** Records for this exercise follows **

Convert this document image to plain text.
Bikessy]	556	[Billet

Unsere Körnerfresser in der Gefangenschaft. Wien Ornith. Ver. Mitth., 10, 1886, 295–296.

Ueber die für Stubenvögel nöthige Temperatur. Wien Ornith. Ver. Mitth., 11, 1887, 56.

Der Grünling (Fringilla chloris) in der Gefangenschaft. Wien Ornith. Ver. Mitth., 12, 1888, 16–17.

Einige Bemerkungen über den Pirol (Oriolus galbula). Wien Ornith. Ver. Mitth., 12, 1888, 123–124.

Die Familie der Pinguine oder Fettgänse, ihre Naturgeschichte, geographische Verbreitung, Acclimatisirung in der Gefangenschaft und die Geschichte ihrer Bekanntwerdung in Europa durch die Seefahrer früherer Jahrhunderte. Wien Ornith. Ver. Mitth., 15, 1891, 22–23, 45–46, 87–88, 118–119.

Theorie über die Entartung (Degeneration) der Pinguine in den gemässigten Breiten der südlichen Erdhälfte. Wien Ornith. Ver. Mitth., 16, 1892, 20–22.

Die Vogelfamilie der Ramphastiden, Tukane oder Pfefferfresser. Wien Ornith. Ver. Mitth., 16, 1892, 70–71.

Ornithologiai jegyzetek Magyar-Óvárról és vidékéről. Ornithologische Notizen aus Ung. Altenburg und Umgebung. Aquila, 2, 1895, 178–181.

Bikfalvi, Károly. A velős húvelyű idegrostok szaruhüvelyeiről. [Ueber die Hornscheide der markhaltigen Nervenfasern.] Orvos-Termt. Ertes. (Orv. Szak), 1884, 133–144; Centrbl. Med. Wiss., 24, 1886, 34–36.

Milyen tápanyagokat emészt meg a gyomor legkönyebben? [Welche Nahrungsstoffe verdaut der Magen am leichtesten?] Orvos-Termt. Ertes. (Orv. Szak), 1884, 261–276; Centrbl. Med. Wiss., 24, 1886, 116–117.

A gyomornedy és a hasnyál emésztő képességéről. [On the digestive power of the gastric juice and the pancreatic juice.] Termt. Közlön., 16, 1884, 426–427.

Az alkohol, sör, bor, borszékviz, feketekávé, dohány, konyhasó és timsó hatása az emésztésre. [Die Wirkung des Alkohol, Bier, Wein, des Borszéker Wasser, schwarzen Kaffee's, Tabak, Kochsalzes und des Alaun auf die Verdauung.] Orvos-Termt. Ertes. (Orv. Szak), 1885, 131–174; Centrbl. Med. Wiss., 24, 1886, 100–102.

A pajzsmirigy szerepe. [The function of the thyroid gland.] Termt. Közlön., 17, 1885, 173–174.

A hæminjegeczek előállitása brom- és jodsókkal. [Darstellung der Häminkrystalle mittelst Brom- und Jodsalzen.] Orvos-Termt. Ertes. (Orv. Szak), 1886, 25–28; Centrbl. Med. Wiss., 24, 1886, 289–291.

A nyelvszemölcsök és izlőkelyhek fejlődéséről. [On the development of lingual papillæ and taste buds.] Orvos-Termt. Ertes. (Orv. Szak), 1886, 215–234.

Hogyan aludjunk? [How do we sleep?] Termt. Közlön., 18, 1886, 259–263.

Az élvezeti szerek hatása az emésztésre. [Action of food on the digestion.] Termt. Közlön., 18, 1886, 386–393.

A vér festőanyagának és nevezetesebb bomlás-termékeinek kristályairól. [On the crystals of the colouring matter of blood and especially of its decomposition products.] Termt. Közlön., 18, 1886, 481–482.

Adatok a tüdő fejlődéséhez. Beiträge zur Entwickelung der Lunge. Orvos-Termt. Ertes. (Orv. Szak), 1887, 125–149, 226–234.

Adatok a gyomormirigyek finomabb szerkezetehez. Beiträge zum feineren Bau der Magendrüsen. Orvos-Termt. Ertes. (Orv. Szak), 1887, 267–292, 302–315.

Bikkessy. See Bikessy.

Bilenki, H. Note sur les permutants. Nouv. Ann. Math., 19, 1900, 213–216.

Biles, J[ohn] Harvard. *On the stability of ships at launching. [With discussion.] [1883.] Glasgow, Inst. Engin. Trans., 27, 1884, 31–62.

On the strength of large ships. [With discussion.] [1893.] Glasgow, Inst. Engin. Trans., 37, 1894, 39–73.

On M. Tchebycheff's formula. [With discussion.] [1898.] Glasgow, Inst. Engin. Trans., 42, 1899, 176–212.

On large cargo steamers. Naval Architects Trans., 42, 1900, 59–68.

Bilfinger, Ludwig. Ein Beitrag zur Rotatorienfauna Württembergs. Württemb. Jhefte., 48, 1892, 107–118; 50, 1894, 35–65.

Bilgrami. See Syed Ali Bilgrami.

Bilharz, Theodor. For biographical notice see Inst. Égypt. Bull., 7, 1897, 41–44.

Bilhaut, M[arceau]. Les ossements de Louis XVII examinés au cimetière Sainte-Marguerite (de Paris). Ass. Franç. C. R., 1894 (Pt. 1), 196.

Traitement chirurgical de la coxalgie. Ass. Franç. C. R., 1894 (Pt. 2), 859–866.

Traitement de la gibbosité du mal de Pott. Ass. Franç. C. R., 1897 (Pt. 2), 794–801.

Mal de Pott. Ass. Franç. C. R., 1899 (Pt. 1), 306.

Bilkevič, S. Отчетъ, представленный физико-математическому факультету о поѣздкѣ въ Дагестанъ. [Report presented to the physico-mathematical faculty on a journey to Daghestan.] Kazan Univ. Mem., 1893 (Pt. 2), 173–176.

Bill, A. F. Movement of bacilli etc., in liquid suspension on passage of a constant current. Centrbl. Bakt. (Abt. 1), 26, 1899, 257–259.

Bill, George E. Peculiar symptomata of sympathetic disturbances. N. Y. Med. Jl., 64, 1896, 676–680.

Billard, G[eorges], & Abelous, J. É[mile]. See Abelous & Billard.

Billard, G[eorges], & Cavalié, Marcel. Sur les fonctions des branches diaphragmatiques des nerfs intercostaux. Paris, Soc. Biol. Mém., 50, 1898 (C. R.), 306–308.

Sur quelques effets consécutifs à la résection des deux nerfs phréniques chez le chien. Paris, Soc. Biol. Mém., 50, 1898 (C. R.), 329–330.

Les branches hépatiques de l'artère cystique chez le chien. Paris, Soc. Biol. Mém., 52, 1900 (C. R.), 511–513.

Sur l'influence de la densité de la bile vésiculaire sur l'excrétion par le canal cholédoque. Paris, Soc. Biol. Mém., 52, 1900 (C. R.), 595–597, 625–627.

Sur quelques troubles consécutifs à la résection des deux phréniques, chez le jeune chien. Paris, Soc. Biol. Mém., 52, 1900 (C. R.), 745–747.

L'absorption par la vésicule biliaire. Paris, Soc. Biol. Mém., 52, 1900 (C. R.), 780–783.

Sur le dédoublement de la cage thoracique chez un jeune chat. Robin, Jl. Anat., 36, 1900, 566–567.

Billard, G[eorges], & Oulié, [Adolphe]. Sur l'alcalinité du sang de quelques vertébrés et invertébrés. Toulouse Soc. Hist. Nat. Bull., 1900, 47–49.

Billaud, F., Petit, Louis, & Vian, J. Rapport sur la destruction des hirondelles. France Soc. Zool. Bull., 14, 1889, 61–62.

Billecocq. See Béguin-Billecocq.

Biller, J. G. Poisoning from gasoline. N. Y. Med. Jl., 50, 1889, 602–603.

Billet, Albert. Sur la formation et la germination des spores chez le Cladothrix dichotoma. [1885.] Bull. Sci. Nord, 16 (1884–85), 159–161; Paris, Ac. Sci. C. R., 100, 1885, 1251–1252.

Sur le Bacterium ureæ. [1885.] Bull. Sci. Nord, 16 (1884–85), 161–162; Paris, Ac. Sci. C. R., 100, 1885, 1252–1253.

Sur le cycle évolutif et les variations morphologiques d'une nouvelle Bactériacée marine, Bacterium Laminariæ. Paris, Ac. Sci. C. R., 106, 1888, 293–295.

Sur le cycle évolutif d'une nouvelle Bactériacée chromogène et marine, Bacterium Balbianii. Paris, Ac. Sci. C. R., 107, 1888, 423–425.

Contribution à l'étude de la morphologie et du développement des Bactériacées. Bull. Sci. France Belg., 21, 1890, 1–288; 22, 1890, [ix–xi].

** End of Records for this exercise **

Return each line of the entries that holds the string "Wiss".

Output of the task:
Bikfalvi, Károly. A velős húvelyű idegrostok szaruhüvelyeiről. [Ueber die Hornscheide der markhaltigen Nervenfasern.] Orvos-Termt. Ertes. (Orv. Szak), 1884, 133–144; Centrbl. Med. Wiss., 24, 1886, 34–36.
Milyen tápanyagokat emészt meg a gyomor legkönyebben? [Welche Nahrungsstoffe verdaut der Magen am leichtesten?] Orvos-Termt. Ertes. (Orv. Szak), 1884, 261–276; Centrbl. Med. Wiss., 24, 1886, 116–117.
Az alkohol, sör, bor, borszékviz, feketekávé, dohány, konyhasó és timsó hatása az emésztésre. [Die Wirkung des Alkohol, Bier, Wein, des Borszéker Wasser, schwarzen Kaffee's, Tabak, Kochsalzes und des Alaun auf die Verdauung.] Orvos-Termt. Ertes. (Orv. Szak), 1885, 131–174; Centrbl. Med. Wiss., 24, 1886, 100–102.
A hæminjegeczek előállitása brom- és jodsókkal. [Darstellung der Häminkrystalle mittelst Brom- und Jodsalzen.] Orvos-Termt. Ertes. (Orv. Szak), 1886, 25–28; Centrbl. Med. Wiss., 24, 1886, 289–291.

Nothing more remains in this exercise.